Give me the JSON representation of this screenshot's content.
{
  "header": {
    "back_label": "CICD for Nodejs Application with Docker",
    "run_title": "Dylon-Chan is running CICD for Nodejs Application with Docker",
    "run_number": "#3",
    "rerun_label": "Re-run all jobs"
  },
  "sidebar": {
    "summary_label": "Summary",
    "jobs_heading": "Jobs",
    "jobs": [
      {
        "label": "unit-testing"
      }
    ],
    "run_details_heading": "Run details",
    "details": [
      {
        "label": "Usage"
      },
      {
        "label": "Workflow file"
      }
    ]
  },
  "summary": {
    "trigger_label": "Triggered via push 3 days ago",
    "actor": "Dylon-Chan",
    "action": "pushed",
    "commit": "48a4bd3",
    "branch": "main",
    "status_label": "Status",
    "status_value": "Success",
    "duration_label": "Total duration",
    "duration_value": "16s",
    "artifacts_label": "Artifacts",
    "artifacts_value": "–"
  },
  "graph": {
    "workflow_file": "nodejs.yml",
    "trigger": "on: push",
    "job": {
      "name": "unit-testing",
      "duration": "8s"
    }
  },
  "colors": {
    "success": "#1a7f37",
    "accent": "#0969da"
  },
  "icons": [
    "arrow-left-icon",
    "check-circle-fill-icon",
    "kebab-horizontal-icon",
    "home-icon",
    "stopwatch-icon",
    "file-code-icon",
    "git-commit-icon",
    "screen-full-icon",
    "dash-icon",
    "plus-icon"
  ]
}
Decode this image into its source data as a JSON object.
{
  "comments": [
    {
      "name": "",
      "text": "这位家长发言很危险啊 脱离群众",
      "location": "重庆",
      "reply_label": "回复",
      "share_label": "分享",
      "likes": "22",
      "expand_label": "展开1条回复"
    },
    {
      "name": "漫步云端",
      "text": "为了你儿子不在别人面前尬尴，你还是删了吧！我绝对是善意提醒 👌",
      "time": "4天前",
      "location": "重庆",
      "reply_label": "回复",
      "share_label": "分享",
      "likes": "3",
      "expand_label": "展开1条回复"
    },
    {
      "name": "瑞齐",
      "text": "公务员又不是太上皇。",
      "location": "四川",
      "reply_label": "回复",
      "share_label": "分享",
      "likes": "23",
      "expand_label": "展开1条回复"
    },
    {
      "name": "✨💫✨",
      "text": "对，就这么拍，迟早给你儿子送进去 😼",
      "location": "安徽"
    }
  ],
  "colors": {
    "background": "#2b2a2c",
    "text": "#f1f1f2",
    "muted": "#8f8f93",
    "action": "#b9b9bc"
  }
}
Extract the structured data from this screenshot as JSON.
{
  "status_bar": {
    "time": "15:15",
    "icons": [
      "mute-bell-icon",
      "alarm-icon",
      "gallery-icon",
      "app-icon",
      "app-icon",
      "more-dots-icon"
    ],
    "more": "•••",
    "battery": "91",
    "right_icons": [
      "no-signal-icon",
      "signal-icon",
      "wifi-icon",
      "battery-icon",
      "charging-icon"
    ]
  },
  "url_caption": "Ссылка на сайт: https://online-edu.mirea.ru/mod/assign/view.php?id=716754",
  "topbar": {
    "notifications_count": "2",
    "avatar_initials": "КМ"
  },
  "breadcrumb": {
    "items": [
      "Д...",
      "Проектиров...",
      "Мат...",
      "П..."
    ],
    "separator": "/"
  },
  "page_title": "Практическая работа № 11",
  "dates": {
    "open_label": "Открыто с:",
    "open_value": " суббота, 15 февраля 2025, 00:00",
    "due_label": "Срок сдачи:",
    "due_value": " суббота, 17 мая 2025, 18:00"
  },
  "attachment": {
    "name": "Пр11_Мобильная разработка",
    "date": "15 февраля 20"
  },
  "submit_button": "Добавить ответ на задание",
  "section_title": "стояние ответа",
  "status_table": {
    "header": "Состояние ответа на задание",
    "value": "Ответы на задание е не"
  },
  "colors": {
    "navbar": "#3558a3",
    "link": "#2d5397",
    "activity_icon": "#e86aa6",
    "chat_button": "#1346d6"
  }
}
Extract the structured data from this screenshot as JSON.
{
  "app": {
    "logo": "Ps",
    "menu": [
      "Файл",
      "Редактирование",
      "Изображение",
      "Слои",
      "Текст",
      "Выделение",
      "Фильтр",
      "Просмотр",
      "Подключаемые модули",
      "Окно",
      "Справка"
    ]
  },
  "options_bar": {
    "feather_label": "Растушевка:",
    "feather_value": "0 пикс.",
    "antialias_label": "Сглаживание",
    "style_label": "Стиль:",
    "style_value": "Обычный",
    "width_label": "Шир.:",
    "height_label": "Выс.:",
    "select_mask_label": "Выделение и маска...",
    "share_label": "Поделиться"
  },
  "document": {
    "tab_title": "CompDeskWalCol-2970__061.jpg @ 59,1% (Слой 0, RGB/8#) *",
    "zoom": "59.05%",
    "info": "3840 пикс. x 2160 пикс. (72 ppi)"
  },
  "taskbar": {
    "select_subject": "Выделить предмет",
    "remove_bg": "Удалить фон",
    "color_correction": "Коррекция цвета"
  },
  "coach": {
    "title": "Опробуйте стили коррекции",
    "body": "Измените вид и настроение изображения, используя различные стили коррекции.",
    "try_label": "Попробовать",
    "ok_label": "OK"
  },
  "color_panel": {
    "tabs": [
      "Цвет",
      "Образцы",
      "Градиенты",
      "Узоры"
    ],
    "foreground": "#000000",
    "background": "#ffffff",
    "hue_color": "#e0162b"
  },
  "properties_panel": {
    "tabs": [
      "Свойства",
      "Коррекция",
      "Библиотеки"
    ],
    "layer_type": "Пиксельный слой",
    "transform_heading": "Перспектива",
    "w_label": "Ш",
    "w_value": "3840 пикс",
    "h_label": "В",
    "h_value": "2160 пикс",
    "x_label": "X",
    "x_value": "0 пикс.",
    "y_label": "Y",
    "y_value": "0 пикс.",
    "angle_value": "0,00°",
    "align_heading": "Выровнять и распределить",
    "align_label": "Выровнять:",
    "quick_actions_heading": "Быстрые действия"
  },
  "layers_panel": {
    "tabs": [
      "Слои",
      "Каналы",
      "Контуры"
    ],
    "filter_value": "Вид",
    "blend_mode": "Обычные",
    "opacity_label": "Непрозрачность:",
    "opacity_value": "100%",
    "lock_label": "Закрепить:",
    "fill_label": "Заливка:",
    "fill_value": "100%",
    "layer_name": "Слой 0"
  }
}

◆ Task instructions ◆
Return the material exactly as it stands.

◆ The result ◆
Give me the JSON representation of this screenshot's content.
{
  "header": {
    "back_label": "CICD for Nodejs Application with Docker",
    "run_title": "Dylon-Chan is running CICD for Nodejs Application with Docker",
    "run_number": "#3",
    "rerun_label": "Re-run all jobs"
  },
  "sidebar": {
    "summary_label": "Summary",
    "jobs_heading": "Jobs",
    "jobs": [
      {
        "label": "unit-testing"
      }
    ],
    "run_details_heading": "Run details",
    "details": [
      {
        "label": "Usage"
      },
      {
        "label": "Workflow file"
      }
    ]
  },
  "summary": {
    "trigger_label": "Triggered via push 3 days ago",
    "actor": "Dylon-Chan",
    "action": "pushed",
    "commit": "48a4bd3",
    "branch": "main",
    "status_label": "Status",
    "status_value": "Success",
    "duration_label": "Total duration",
    "duration_value": "16s",
    "artifacts_label": "Artifacts",
    "artifacts_value": "–"
  },
  "graph": {
    "workflow_file": "nodejs.yml",
    "trigger": "on: push",
    "job": {
      "name": "unit-testing",
      "duration": "8s"
    }
  },
  "colors": {
    "success": "#1a7f37",
    "accent": "#0969da"
  },
  "icons": [
    "arrow-left-icon",
    "check-circle-fill-icon",
    "kebab-horizontal-icon",
    "home-icon",
    "stopwatch-icon",
    "file-code-icon",
    "git-commit-icon",
    "screen-full-icon",
    "dash-icon",
    "plus-icon"
  ]
}
Decode this image into its source data as a JSON object.
{
  "comments": [
    {
      "name": "",
      "text": "这位家长发言很危险啊 脱离群众",
      "location": "重庆",
      "reply_label": "回复",
      "share_label": "分享",
      "likes": "22",
      "expand_label": "展开1条回复"
    },
    {
      "name": "漫步云端",
      "text": "为了你儿子不在别人面前尬尴，你还是删了吧！我绝对是善意提醒 👌",
      "time": "4天前",
      "location": "重庆",
      "reply_label": "回复",
      "share_label": "分享",
      "likes": "3",
      "expand_label": "展开1条回复"
    },
    {
      "name": "瑞齐",
      "text": "公务员又不是太上皇。",
      "location": "四川",
      "reply_label": "回复",
      "share_label": "分享",
      "likes": "23",
      "expand_label": "展开1条回复"
    },
    {
      "name": "✨💫✨",
      "text": "对，就这么拍，迟早给你儿子送进去 😼",
      "location": "安徽"
    }
  ],
  "colors": {
    "background": "#2b2a2c",
    "text": "#f1f1f2",
    "muted": "#8f8f93",
    "action": "#b9b9bc"
  }
}
Extract the structured data from this screenshot as JSON.
{
  "status_bar": {
    "time": "15:15",
    "icons": [
      "mute-bell-icon",
      "alarm-icon",
      "gallery-icon",
      "app-icon",
      "app-icon",
      "more-dots-icon"
    ],
    "more": "•••",
    "battery": "91",
    "right_icons": [
      "no-signal-icon",
      "signal-icon",
      "wifi-icon",
      "battery-icon",
      "charging-icon"
    ]
  },
  "url_caption": "Ссылка на сайт: https://online-edu.mirea.ru/mod/assign/view.php?id=716754",
  "topbar": {
    "notifications_count": "2",
    "avatar_initials": "КМ"
  },
  "breadcrumb": {
    "items": [
      "Д...",
      "Проектиров...",
      "Мат...",
      "П..."
    ],
    "separator": "/"
  },
  "page_title": "Практическая работа № 11",
  "dates": {
    "open_label": "Открыто с:",
    "open_value": " суббота, 15 февраля 2025, 00:00",
    "due_label": "Срок сдачи:",
    "due_value": " суббота, 17 мая 2025, 18:00"
  },
  "attachment": {
    "name": "Пр11_Мобильная разработка",
    "date": "15 февраля 20"
  },
  "submit_button": "Добавить ответ на задание",
  "section_title": "стояние ответа",
  "status_table": {
    "header": "Состояние ответа на задание",
    "value": "Ответы на задание е не"
  },
  "colors": {
    "navbar": "#3558a3",
    "link": "#2d5397",
    "activity_icon": "#e86aa6",
    "chat_button": "#1346d6"
  }
}
Extract the structured data from this screenshot as JSON.
{
  "app": {
    "logo": "Ps",
    "menu": [
      "Файл",
      "Редактирование",
      "Изображение",
      "Слои",
      "Текст",
      "Выделение",
      "Фильтр",
      "Просмотр",
      "Подключаемые модули",
      "Окно",
      "Справка"
    ]
  },
  "options_bar": {
    "feather_label": "Растушевка:",
    "feather_value": "0 пикс.",
    "antialias_label": "Сглаживание",
    "style_label": "Стиль:",
    "style_value": "Обычный",
    "width_label": "Шир.:",
    "height_label": "Выс.:",
    "select_mask_label": "Выделение и маска...",
    "share_label": "Поделиться"
  },
  "document": {
    "tab_title": "CompDeskWalCol-2970__061.jpg @ 59,1% (Слой 0, RGB/8#) *",
    "zoom": "59.05%",
    "info": "3840 пикс. x 2160 пикс. (72 ppi)"
  },
  "taskbar": {
    "select_subject": "Выделить предмет",
    "remove_bg": "Удалить фон",
    "color_correction": "Коррекция цвета"
  },
  "coach": {
    "title": "Опробуйте стили коррекции",
    "body": "Измените вид и настроение изображения, используя различные стили коррекции.",
    "try_label": "Попробовать",
    "ok_label": "OK"
  },
  "color_panel": {
    "tabs": [
      "Цвет",
      "Образцы",
      "Градиенты",
      "Узоры"
    ],
    "foreground": "#000000",
    "background": "#ffffff",
    "hue_color": "#e0162b"
  },
  "properties_panel": {
    "tabs": [
      "Свойства",
      "Коррекция",
      "Библиотеки"
    ],
    "layer_type": "Пиксельный слой",
    "transform_heading": "Перспектива",
    "w_label": "Ш",
    "w_value": "3840 пикс",
    "h_label": "В",
    "h_value": "2160 пикс",
    "x_label": "X",
    "x_value": "0 пикс.",
    "y_label": "Y",
    "y_value": "0 пикс.",
    "angle_value": "0,00°",
    "align_heading": "Выровнять и распределить",
    "align_label": "Выровнять:",
    "quick_actions_heading": "Быстрые действия"
  },
  "layers_panel": {
    "tabs": [
      "Слои",
      "Каналы",
      "Контуры"
    ],
    "filter_value": "Вид",
    "blend_mode": "Обычные",
    "opacity_label": "Непрозрачность:",
    "opacity_value": "100%",
    "lock_label": "Закрепить:",
    "fill_label": "Заливка:",
    "fill_value": "100%",
    "layer_name": "Слой 0"
  }
}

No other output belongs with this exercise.